Given exercise ::
State the number of lines with the string "字意思相同" in them, and nothing else.

Records for the exercise ::
━━━━━━━━━━

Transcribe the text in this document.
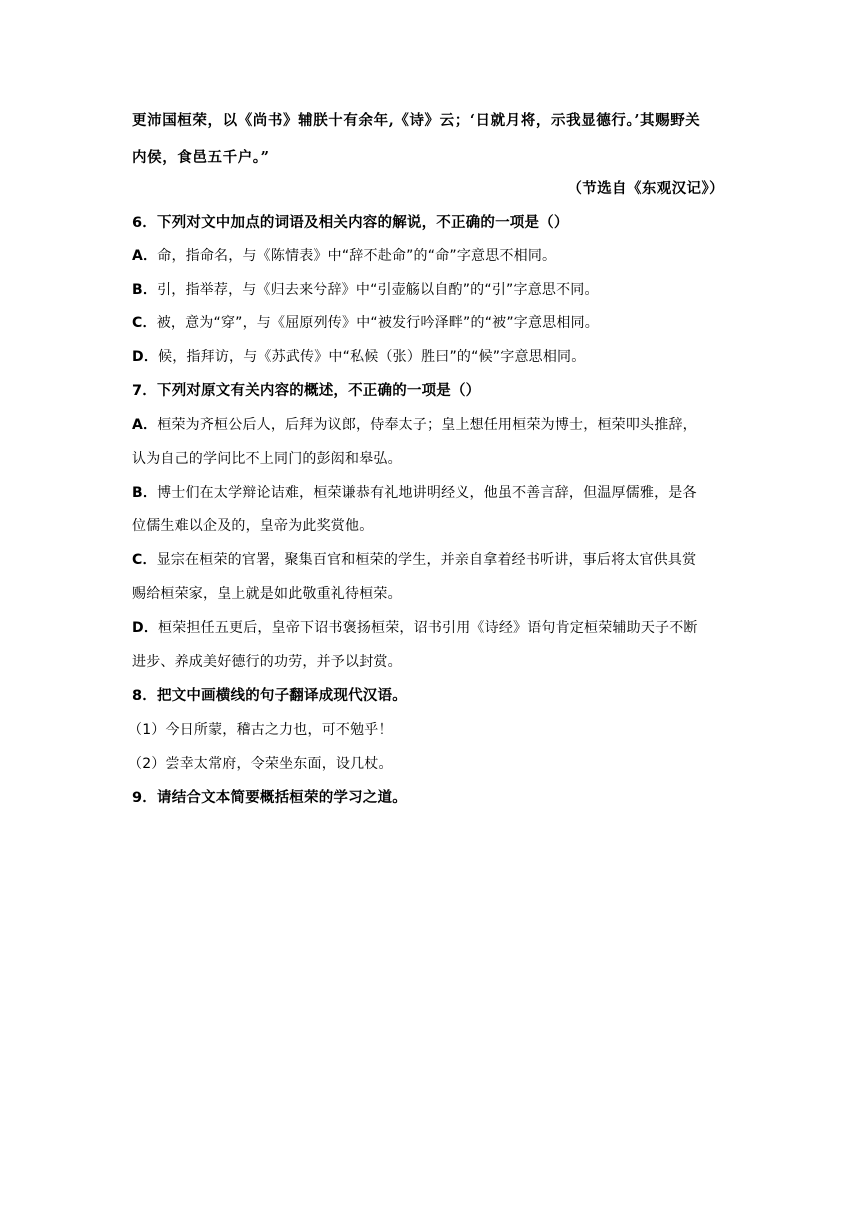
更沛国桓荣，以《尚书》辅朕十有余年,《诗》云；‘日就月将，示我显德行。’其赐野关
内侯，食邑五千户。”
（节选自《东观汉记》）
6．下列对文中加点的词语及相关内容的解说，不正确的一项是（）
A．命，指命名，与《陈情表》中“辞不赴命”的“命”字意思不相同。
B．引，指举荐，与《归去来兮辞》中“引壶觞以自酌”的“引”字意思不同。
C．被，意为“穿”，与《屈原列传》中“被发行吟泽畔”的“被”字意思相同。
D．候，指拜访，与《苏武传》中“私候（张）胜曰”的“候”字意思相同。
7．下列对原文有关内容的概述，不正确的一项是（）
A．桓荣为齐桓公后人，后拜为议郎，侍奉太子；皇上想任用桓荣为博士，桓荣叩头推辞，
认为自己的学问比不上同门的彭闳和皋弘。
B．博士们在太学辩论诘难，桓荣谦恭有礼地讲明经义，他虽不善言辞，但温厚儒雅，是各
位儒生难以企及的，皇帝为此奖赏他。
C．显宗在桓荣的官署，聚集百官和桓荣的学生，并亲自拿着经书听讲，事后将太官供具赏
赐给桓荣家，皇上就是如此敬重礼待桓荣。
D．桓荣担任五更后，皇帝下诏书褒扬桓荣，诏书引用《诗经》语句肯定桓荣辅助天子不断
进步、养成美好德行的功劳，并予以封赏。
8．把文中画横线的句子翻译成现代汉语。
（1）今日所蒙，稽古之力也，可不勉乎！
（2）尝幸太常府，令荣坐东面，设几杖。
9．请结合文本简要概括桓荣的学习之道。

━━━━━━━━━━

Written solution ::
2